◆ AIM OF THE EXERCISE:
Output every line of the data exactly as it appears.

[START AVAILABLE DATA]

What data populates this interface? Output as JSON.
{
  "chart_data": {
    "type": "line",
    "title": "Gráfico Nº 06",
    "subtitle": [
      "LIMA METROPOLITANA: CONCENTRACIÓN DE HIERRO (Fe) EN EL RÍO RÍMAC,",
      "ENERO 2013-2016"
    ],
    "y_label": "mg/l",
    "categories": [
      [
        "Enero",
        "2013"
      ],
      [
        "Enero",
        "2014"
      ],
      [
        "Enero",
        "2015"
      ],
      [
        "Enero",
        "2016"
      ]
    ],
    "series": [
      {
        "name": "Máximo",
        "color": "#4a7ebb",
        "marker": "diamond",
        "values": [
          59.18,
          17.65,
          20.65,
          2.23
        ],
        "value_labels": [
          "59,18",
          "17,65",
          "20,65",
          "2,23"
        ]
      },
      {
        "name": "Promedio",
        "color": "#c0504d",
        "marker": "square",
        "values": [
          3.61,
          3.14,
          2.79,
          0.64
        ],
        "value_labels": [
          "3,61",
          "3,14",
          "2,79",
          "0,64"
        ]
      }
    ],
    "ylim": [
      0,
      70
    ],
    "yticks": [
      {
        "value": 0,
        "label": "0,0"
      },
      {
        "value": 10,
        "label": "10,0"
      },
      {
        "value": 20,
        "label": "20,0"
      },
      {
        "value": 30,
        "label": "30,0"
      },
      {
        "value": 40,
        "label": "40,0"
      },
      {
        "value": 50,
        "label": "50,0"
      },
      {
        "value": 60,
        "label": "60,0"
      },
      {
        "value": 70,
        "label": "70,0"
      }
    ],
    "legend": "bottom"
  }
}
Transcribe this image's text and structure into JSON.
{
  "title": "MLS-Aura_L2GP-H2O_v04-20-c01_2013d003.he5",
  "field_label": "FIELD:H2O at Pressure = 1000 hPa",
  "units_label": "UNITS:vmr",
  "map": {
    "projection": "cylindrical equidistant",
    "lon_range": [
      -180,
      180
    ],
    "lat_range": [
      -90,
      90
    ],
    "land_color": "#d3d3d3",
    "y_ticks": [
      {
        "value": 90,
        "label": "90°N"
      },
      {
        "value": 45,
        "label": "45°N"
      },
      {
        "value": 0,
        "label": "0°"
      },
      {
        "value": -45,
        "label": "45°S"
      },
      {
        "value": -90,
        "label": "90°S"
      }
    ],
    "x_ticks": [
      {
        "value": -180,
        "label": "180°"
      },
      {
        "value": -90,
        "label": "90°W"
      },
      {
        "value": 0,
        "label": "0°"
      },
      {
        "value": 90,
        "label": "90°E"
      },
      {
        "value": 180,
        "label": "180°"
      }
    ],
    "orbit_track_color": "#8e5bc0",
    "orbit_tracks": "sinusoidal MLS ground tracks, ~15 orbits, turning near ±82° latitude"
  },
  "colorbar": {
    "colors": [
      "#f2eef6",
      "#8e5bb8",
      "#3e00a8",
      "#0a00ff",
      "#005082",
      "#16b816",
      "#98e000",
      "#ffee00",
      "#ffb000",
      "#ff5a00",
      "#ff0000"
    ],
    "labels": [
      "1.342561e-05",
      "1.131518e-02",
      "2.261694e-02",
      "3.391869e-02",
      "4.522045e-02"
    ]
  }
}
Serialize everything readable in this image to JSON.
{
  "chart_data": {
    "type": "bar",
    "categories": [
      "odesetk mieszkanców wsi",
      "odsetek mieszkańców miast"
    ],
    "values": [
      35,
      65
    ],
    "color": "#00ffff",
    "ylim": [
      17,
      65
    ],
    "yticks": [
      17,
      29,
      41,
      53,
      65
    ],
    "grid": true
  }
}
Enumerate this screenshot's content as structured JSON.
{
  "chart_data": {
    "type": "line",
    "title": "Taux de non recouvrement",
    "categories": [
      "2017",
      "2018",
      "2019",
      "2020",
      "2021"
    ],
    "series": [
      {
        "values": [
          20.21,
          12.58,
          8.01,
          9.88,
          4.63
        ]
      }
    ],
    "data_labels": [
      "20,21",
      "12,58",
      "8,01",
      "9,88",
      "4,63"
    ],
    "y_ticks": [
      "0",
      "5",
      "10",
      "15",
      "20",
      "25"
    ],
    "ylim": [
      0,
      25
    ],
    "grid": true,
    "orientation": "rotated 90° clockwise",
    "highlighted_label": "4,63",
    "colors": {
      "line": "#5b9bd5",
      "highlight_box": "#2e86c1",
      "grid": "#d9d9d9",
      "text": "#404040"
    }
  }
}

[END AVAILABLE DATA]

◆ ANSWER BELOW:
What data populates this interface? Output as JSON.
{
  "chart_data": {
    "type": "line",
    "title": "Gráfico Nº 06",
    "subtitle": [
      "LIMA METROPOLITANA: CONCENTRACIÓN DE HIERRO (Fe) EN EL RÍO RÍMAC,",
      "ENERO 2013-2016"
    ],
    "y_label": "mg/l",
    "categories": [
      [
        "Enero",
        "2013"
      ],
      [
        "Enero",
        "2014"
      ],
      [
        "Enero",
        "2015"
      ],
      [
        "Enero",
        "2016"
      ]
    ],
    "series": [
      {
        "name": "Máximo",
        "color": "#4a7ebb",
        "marker": "diamond",
        "values": [
          59.18,
          17.65,
          20.65,
          2.23
        ],
        "value_labels": [
          "59,18",
          "17,65",
          "20,65",
          "2,23"
        ]
      },
      {
        "name": "Promedio",
        "color": "#c0504d",
        "marker": "square",
        "values": [
          3.61,
          3.14,
          2.79,
          0.64
        ],
        "value_labels": [
          "3,61",
          "3,14",
          "2,79",
          "0,64"
        ]
      }
    ],
    "ylim": [
      0,
      70
    ],
    "yticks": [
      {
        "value": 0,
        "label": "0,0"
      },
      {
        "value": 10,
        "label": "10,0"
      },
      {
        "value": 20,
        "label": "20,0"
      },
      {
        "value": 30,
        "label": "30,0"
      },
      {
        "value": 40,
        "label": "40,0"
      },
      {
        "value": 50,
        "label": "50,0"
      },
      {
        "value": 60,
        "label": "60,0"
      },
      {
        "value": 70,
        "label": "70,0"
      }
    ],
    "legend": "bottom"
  }
}
Transcribe this image's text and structure into JSON.
{
  "title": "MLS-Aura_L2GP-H2O_v04-20-c01_2013d003.he5",
  "field_label": "FIELD:H2O at Pressure = 1000 hPa",
  "units_label": "UNITS:vmr",
  "map": {
    "projection": "cylindrical equidistant",
    "lon_range": [
      -180,
      180
    ],
    "lat_range": [
      -90,
      90
    ],
    "land_color": "#d3d3d3",
    "y_ticks": [
      {
        "value": 90,
        "label": "90°N"
      },
      {
        "value": 45,
        "label": "45°N"
      },
      {
        "value": 0,
        "label": "0°"
      },
      {
        "value": -45,
        "label": "45°S"
      },
      {
        "value": -90,
        "label": "90°S"
      }
    ],
    "x_ticks": [
      {
        "value": -180,
        "label": "180°"
      },
      {
        "value": -90,
        "label": "90°W"
      },
      {
        "value": 0,
        "label": "0°"
      },
      {
        "value": 90,
        "label": "90°E"
      },
      {
        "value": 180,
        "label": "180°"
      }
    ],
    "orbit_track_color": "#8e5bc0",
    "orbit_tracks": "sinusoidal MLS ground tracks, ~15 orbits, turning near ±82° latitude"
  },
  "colorbar": {
    "colors": [
      "#f2eef6",
      "#8e5bb8",
      "#3e00a8",
      "#0a00ff",
      "#005082",
      "#16b816",
      "#98e000",
      "#ffee00",
      "#ffb000",
      "#ff5a00",
      "#ff0000"
    ],
    "labels": [
      "1.342561e-05",
      "1.131518e-02",
      "2.261694e-02",
      "3.391869e-02",
      "4.522045e-02"
    ]
  }
}
Serialize everything readable in this image to JSON.
{
  "chart_data": {
    "type": "bar",
    "categories": [
      "odesetk mieszkanców wsi",
      "odsetek mieszkańców miast"
    ],
    "values": [
      35,
      65
    ],
    "color": "#00ffff",
    "ylim": [
      17,
      65
    ],
    "yticks": [
      17,
      29,
      41,
      53,
      65
    ],
    "grid": true
  }
}
Enumerate this screenshot's content as structured JSON.
{
  "chart_data": {
    "type": "line",
    "title": "Taux de non recouvrement",
    "categories": [
      "2017",
      "2018",
      "2019",
      "2020",
      "2021"
    ],
    "series": [
      {
        "values": [
          20.21,
          12.58,
          8.01,
          9.88,
          4.63
        ]
      }
    ],
    "data_labels": [
      "20,21",
      "12,58",
      "8,01",
      "9,88",
      "4,63"
    ],
    "y_ticks": [
      "0",
      "5",
      "10",
      "15",
      "20",
      "25"
    ],
    "ylim": [
      0,
      25
    ],
    "grid": true,
    "orientation": "rotated 90° clockwise",
    "highlighted_label": "4,63",
    "colors": {
      "line": "#5b9bd5",
      "highlight_box": "#2e86c1",
      "grid": "#d9d9d9",
      "text": "#404040"
    }
  }
}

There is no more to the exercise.